• **GIVEN PROBLEM**: List all lines of the data that include the string "text".

• **ENTRIES SUPPLIED**:
────

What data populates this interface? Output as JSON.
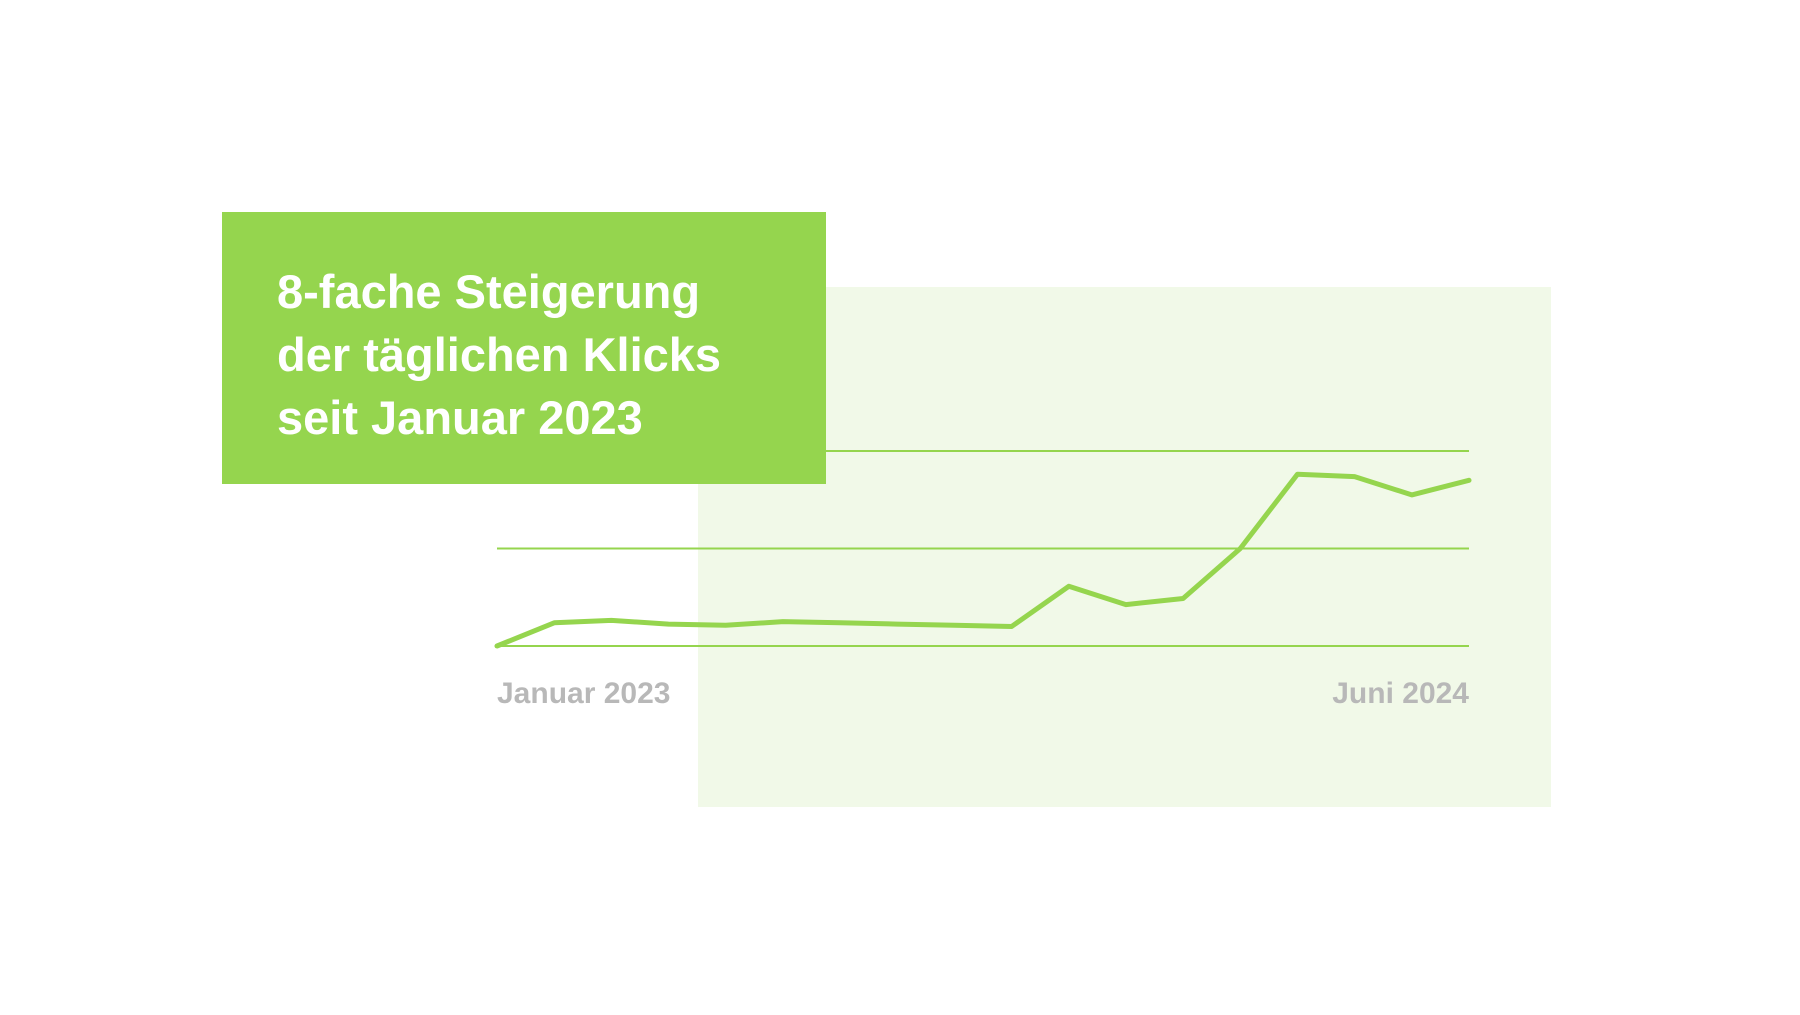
{
  "title": {
    "lines": [
      "8-fache Steigerung",
      "der täglichen Klicks",
      "seit Januar 2023"
    ]
  },
  "colors": {
    "accent": "#95d54e",
    "panel_bg": "#f1f9e8",
    "axis_label": "#b8b8b8"
  },
  "chart_data": {
    "type": "line",
    "title": "8-fache Steigerung der täglichen Klicks seit Januar 2023",
    "xlabel": "",
    "ylabel": "",
    "x_tick_labels": [
      "Januar 2023",
      "Juni 2024"
    ],
    "ylim": [
      0,
      8
    ],
    "grid_values": [
      0,
      4,
      8
    ],
    "grid": true,
    "series": [
      {
        "values": [
          0,
          0.95,
          1.05,
          0.9,
          0.85,
          1.0,
          0.95,
          0.9,
          0.85,
          0.8,
          2.45,
          1.7,
          1.95,
          4.0,
          7.05,
          6.95,
          6.2,
          6.8
        ]
      }
    ]
  }
}
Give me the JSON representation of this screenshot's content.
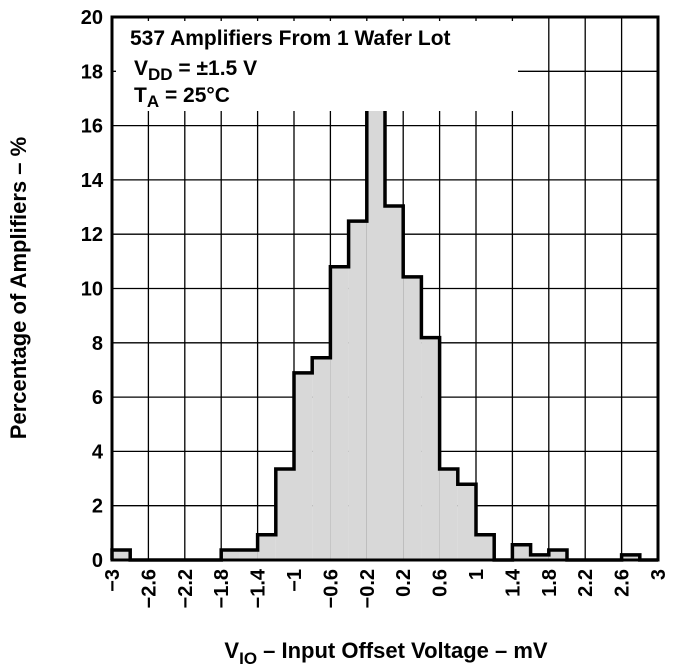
{
  "chart_data": {
    "type": "bar",
    "title": "",
    "x_axis": {
      "label_main": "V",
      "label_sub": "IO",
      "label_rest": " – Input Offset Voltage – mV",
      "range": [
        -3,
        3
      ],
      "tick_labels": [
        "−3",
        "−2.6",
        "−2.2",
        "−1.8",
        "−1.4",
        "−1",
        "−0.6",
        "−0.2",
        "0.2",
        "0.6",
        "1",
        "1.4",
        "1.8",
        "2.2",
        "2.6",
        "3"
      ]
    },
    "y_axis": {
      "label": "Percentage of Amplifiers – %",
      "range": [
        0,
        20
      ],
      "tick_labels": [
        "0",
        "2",
        "4",
        "6",
        "8",
        "10",
        "12",
        "14",
        "16",
        "18",
        "20"
      ]
    },
    "grid": true,
    "annotations": [
      {
        "text": "537 Amplifiers From 1 Wafer Lot"
      },
      {
        "main": "V",
        "sub": "DD",
        "rest": " = ±1.5 V"
      },
      {
        "main": "T",
        "sub": "A",
        "rest": " = 25°C"
      }
    ],
    "bin_width": 0.2,
    "bin_starts": [
      -3.0,
      -2.8,
      -2.6,
      -2.4,
      -2.2,
      -2.0,
      -1.8,
      -1.6,
      -1.4,
      -1.2,
      -1.0,
      -0.8,
      -0.6,
      -0.4,
      -0.2,
      0.0,
      0.2,
      0.4,
      0.6,
      0.8,
      1.0,
      1.2,
      1.4,
      1.6,
      1.8,
      2.0,
      2.2,
      2.4,
      2.6,
      2.8
    ],
    "values": [
      0.37,
      0,
      0,
      0,
      0,
      0,
      0.37,
      0.37,
      0.93,
      3.35,
      6.89,
      7.45,
      10.8,
      12.48,
      18.06,
      13.04,
      10.43,
      8.19,
      3.35,
      2.79,
      0.93,
      0,
      0.56,
      0.19,
      0.37,
      0,
      0,
      0,
      0.19,
      0
    ],
    "fill_color": "#d8d8d8",
    "outline_color": "#000000"
  }
}
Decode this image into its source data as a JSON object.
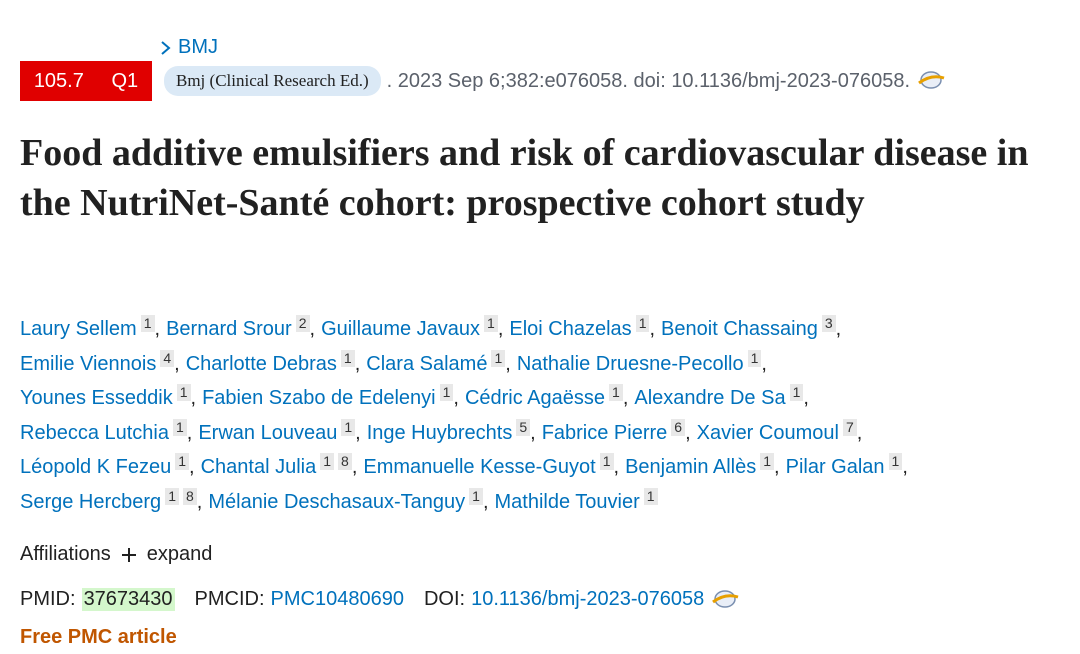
{
  "journal_link": "BMJ",
  "impact_factor": "105.7",
  "quartile": "Q1",
  "journal_name": "Bmj (Clinical Research Ed.)",
  "citation": ". 2023 Sep 6;382:e076058. doi: 10.1136/bmj-2023-076058.",
  "title": "Food additive emulsifiers and risk of cardiovascular disease in the NutriNet-Santé cohort: prospective cohort study",
  "author_separator": ",",
  "author_lines": [
    [
      {
        "name": "Laury Sellem",
        "affiliations": [
          "1"
        ]
      },
      {
        "name": "Bernard Srour",
        "affiliations": [
          "2"
        ]
      },
      {
        "name": "Guillaume Javaux",
        "affiliations": [
          "1"
        ]
      },
      {
        "name": "Eloi Chazelas",
        "affiliations": [
          "1"
        ]
      },
      {
        "name": "Benoit Chassaing",
        "affiliations": [
          "3"
        ]
      }
    ],
    [
      {
        "name": "Emilie Viennois",
        "affiliations": [
          "4"
        ]
      },
      {
        "name": "Charlotte Debras",
        "affiliations": [
          "1"
        ]
      },
      {
        "name": "Clara Salamé",
        "affiliations": [
          "1"
        ]
      },
      {
        "name": "Nathalie Druesne-Pecollo",
        "affiliations": [
          "1"
        ]
      }
    ],
    [
      {
        "name": "Younes Esseddik",
        "affiliations": [
          "1"
        ]
      },
      {
        "name": "Fabien Szabo de Edelenyi",
        "affiliations": [
          "1"
        ]
      },
      {
        "name": "Cédric Agaësse",
        "affiliations": [
          "1"
        ]
      },
      {
        "name": "Alexandre De Sa",
        "affiliations": [
          "1"
        ]
      }
    ],
    [
      {
        "name": "Rebecca Lutchia",
        "affiliations": [
          "1"
        ]
      },
      {
        "name": "Erwan Louveau",
        "affiliations": [
          "1"
        ]
      },
      {
        "name": "Inge Huybrechts",
        "affiliations": [
          "5"
        ]
      },
      {
        "name": "Fabrice Pierre",
        "affiliations": [
          "6"
        ]
      },
      {
        "name": "Xavier Coumoul",
        "affiliations": [
          "7"
        ]
      }
    ],
    [
      {
        "name": "Léopold K Fezeu",
        "affiliations": [
          "1"
        ]
      },
      {
        "name": "Chantal Julia",
        "affiliations": [
          "1",
          "8"
        ]
      },
      {
        "name": "Emmanuelle Kesse-Guyot",
        "affiliations": [
          "1"
        ]
      },
      {
        "name": "Benjamin Allès",
        "affiliations": [
          "1"
        ]
      },
      {
        "name": "Pilar Galan",
        "affiliations": [
          "1"
        ]
      }
    ],
    [
      {
        "name": "Serge Hercberg",
        "affiliations": [
          "1",
          "8"
        ]
      },
      {
        "name": "Mélanie Deschasaux-Tanguy",
        "affiliations": [
          "1"
        ]
      },
      {
        "name": "Mathilde Touvier",
        "affiliations": [
          "1"
        ]
      }
    ]
  ],
  "affiliations": {
    "label": "Affiliations",
    "action": "expand"
  },
  "identifiers": {
    "pmid_label": "PMID:",
    "pmid": "37673430",
    "pmcid_label": "PMCID:",
    "pmcid": "PMC10480690",
    "doi_label": "DOI:",
    "doi": "10.1136/bmj-2023-076058"
  },
  "free_article": "Free PMC article"
}
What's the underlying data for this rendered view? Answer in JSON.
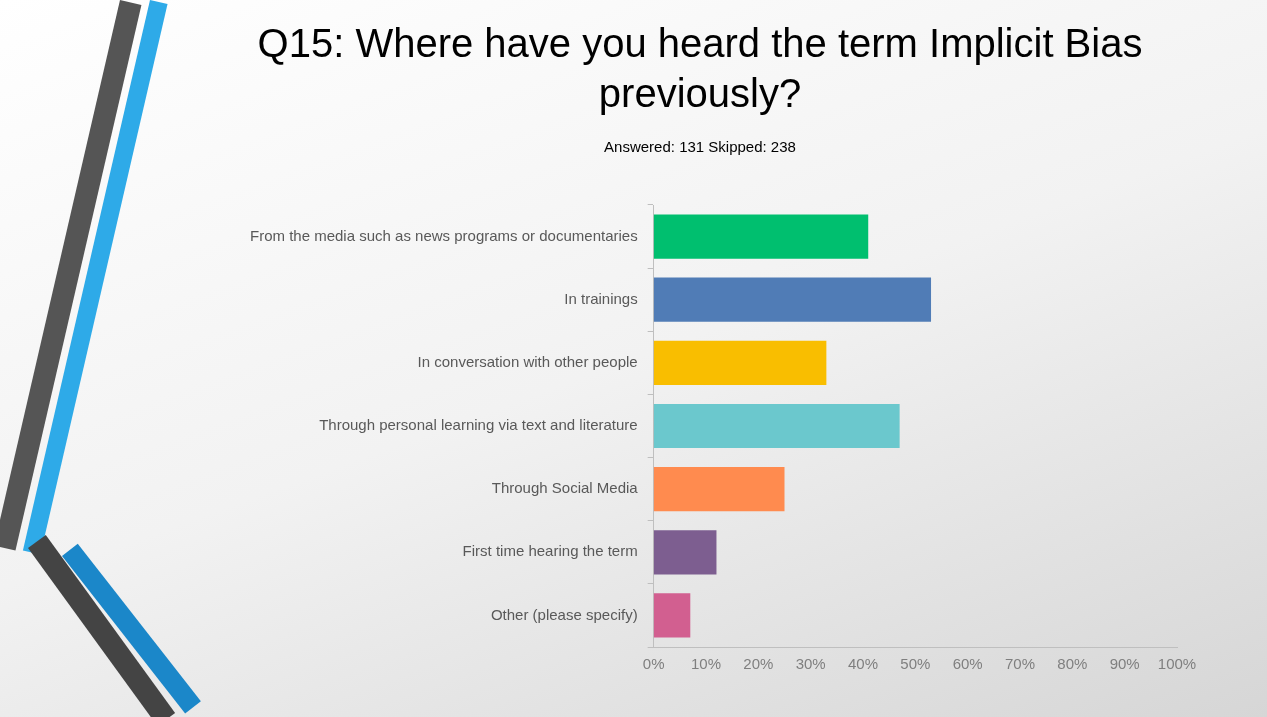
{
  "chart_data": {
    "type": "bar",
    "orientation": "horizontal",
    "title": "Q15: Where have you heard the term Implicit Bias previously?",
    "subtitle": "Answered: 131   Skipped: 238",
    "categories": [
      "From the media such as news programs or documentaries",
      "In trainings",
      "In conversation with other people",
      "Through personal learning via text and literature",
      "Through Social Media",
      "First time hearing the term",
      "Other (please specify)"
    ],
    "values": [
      41,
      53,
      33,
      47,
      25,
      12,
      7
    ],
    "colors": [
      "#00bf6f",
      "#507cb6",
      "#f9be00",
      "#6bc8cd",
      "#ff8b4f",
      "#7d5e90",
      "#d25f90"
    ],
    "xlim": [
      0,
      100
    ],
    "xticks": [
      {
        "value": 0,
        "label": "0%"
      },
      {
        "value": 10,
        "label": "10%"
      },
      {
        "value": 20,
        "label": "20%"
      },
      {
        "value": 30,
        "label": "30%"
      },
      {
        "value": 40,
        "label": "40%"
      },
      {
        "value": 50,
        "label": "50%"
      },
      {
        "value": 60,
        "label": "60%"
      },
      {
        "value": 70,
        "label": "70%"
      },
      {
        "value": 80,
        "label": "80%"
      },
      {
        "value": 90,
        "label": "90%"
      },
      {
        "value": 100,
        "label": "100%"
      }
    ],
    "grid": false,
    "legend": false
  }
}
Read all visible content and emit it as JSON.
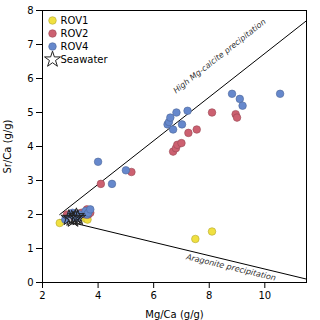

────

• **EXERCISE OUTPUT**:
        "text": "537 Amplifiers From 1 Wafer Lot"
      "Through personal learning via text and literature",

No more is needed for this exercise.